| Task statement |
Select the lines below containing the word "tersaji".

| Working data |
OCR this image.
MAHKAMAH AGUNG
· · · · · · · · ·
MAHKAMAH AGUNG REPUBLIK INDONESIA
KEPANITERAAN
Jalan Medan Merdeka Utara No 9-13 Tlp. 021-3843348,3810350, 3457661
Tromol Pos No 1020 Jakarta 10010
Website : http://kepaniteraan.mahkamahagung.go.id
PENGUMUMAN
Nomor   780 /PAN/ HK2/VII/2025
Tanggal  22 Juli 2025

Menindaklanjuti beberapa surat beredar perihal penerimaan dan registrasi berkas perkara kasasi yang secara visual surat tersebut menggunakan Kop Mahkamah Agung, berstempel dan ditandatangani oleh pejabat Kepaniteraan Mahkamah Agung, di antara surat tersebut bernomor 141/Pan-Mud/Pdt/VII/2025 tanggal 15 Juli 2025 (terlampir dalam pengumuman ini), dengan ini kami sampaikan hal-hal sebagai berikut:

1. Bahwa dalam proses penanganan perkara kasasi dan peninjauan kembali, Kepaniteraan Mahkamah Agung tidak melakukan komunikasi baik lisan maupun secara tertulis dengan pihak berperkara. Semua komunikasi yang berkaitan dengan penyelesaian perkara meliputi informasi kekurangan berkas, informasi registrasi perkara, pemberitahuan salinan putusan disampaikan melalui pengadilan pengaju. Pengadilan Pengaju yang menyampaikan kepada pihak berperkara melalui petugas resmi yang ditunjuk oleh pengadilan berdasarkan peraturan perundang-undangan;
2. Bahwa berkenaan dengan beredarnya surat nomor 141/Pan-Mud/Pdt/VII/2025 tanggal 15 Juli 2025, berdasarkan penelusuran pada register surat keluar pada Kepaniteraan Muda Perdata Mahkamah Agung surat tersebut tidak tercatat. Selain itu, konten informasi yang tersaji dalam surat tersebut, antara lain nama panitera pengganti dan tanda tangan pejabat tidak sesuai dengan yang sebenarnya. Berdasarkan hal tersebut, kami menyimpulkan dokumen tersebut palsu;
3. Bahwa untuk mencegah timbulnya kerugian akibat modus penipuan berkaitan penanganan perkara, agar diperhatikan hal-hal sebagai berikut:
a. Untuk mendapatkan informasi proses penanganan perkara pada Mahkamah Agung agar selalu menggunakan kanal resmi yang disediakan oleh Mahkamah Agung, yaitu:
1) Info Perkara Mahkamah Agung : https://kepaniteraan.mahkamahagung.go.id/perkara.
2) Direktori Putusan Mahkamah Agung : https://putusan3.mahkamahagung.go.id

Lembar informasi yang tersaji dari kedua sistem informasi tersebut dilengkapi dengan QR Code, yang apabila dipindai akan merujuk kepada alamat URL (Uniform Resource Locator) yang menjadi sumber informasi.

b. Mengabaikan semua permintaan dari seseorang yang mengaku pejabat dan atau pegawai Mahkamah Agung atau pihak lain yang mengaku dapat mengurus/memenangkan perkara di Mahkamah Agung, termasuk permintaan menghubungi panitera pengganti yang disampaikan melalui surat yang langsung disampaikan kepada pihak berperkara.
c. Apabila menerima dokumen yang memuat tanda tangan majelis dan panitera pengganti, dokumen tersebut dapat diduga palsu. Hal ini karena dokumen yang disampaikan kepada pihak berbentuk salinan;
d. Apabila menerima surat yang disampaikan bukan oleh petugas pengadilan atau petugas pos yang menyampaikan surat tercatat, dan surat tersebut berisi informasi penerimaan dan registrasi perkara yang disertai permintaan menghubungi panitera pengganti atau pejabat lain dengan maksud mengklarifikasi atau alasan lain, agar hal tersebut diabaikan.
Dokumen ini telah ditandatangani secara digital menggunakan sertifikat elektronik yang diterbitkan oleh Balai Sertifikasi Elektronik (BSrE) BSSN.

| Response |
2. Bahwa berkenaan dengan beredarnya surat nomor 141/Pan-Mud/Pdt/VII/2025 tanggal 15 Juli 2025, berdasarkan penelusuran pada register surat keluar pada Kepaniteraan Muda Perdata Mahkamah Agung surat tersebut tidak tercatat. Selain itu, konten informasi yang tersaji dalam surat tersebut, antara lain nama panitera pengganti dan tanda tangan pejabat tidak sesuai dengan yang sebenarnya. Berdasarkan hal tersebut, kami menyimpulkan dokumen tersebut palsu;
Lembar informasi yang tersaji dari kedua sistem informasi tersebut dilengkapi dengan QR Code, yang apabila dipindai akan merujuk kepada alamat URL (Uniform Resource Locator) yang menjadi sumber informasi.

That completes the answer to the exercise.